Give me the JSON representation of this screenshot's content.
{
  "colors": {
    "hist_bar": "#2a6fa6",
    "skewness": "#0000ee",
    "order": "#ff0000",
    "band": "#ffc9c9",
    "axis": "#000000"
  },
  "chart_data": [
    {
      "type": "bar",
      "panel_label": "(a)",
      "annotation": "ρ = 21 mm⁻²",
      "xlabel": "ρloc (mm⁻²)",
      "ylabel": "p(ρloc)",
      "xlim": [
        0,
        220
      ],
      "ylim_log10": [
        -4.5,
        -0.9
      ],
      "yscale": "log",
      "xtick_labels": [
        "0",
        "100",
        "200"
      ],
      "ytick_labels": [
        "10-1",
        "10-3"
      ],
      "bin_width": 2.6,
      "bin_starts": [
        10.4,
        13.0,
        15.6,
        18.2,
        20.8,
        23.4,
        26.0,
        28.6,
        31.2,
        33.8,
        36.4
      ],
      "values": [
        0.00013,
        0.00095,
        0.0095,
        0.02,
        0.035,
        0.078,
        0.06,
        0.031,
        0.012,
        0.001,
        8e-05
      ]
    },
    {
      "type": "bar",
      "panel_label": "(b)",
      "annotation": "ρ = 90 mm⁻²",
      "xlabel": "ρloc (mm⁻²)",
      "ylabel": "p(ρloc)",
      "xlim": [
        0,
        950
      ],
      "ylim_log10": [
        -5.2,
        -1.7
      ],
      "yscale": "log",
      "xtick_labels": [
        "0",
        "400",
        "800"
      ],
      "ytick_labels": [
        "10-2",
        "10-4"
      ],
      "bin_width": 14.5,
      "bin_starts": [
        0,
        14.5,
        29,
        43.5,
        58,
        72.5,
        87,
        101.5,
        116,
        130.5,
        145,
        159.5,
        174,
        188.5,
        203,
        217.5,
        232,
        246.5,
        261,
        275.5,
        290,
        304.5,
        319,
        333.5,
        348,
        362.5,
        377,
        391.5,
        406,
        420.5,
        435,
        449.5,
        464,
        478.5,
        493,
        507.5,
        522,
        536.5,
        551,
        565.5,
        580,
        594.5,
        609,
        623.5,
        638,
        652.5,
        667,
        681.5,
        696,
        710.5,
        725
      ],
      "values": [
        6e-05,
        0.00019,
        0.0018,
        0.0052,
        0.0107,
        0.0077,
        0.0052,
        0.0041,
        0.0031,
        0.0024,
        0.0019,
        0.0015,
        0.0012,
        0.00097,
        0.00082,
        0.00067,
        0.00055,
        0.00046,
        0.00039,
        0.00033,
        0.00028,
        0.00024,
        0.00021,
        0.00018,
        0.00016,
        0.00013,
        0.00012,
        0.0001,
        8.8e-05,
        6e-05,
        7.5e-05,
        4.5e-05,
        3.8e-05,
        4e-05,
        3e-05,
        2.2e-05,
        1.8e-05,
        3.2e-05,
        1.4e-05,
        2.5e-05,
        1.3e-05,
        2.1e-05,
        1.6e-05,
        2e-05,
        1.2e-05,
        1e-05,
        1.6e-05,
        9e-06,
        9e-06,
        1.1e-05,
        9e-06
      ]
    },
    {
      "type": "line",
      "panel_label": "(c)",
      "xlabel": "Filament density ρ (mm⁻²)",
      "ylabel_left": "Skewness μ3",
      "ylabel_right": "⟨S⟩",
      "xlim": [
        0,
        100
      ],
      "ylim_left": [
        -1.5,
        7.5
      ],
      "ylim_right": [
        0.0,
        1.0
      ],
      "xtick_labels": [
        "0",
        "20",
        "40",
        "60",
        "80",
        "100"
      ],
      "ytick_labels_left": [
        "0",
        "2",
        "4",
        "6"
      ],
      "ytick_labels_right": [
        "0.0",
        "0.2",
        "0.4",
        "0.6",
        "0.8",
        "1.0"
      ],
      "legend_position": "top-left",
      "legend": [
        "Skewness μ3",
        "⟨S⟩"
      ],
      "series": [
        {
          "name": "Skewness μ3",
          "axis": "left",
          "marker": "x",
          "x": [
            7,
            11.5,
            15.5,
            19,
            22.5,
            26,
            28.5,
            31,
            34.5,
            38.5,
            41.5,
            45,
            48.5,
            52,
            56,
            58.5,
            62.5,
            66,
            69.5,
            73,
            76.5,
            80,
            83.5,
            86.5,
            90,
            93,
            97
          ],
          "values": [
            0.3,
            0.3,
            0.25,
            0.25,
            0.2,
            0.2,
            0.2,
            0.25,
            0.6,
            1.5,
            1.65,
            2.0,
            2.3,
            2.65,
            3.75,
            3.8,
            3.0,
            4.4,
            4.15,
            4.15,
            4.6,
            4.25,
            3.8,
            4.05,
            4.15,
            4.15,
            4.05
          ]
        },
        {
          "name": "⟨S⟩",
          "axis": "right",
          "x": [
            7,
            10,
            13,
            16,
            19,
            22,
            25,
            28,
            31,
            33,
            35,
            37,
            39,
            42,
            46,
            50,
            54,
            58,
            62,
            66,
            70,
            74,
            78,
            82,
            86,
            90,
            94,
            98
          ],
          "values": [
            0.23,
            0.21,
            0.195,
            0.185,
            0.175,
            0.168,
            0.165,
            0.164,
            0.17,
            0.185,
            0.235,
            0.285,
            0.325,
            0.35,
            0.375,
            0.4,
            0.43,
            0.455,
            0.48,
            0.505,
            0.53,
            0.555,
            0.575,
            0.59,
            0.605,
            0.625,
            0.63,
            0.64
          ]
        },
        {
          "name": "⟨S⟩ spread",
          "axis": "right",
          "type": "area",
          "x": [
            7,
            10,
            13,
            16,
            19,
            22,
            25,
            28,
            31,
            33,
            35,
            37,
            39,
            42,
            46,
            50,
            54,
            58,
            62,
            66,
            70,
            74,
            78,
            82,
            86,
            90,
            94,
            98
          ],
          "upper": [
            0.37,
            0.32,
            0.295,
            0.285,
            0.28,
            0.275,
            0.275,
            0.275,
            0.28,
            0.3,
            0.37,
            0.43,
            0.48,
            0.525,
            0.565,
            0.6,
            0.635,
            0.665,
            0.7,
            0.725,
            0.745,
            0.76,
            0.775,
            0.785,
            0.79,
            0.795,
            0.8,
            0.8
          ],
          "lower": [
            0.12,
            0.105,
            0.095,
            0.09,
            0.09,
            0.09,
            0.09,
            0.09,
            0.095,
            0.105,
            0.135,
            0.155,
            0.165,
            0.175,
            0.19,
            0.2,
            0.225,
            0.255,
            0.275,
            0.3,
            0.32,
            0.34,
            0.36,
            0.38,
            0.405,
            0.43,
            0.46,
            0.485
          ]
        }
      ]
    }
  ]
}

- - -

** To do **
Each line of the material that holds the string "annotation" counts once; give the total alone.

** Task result **
2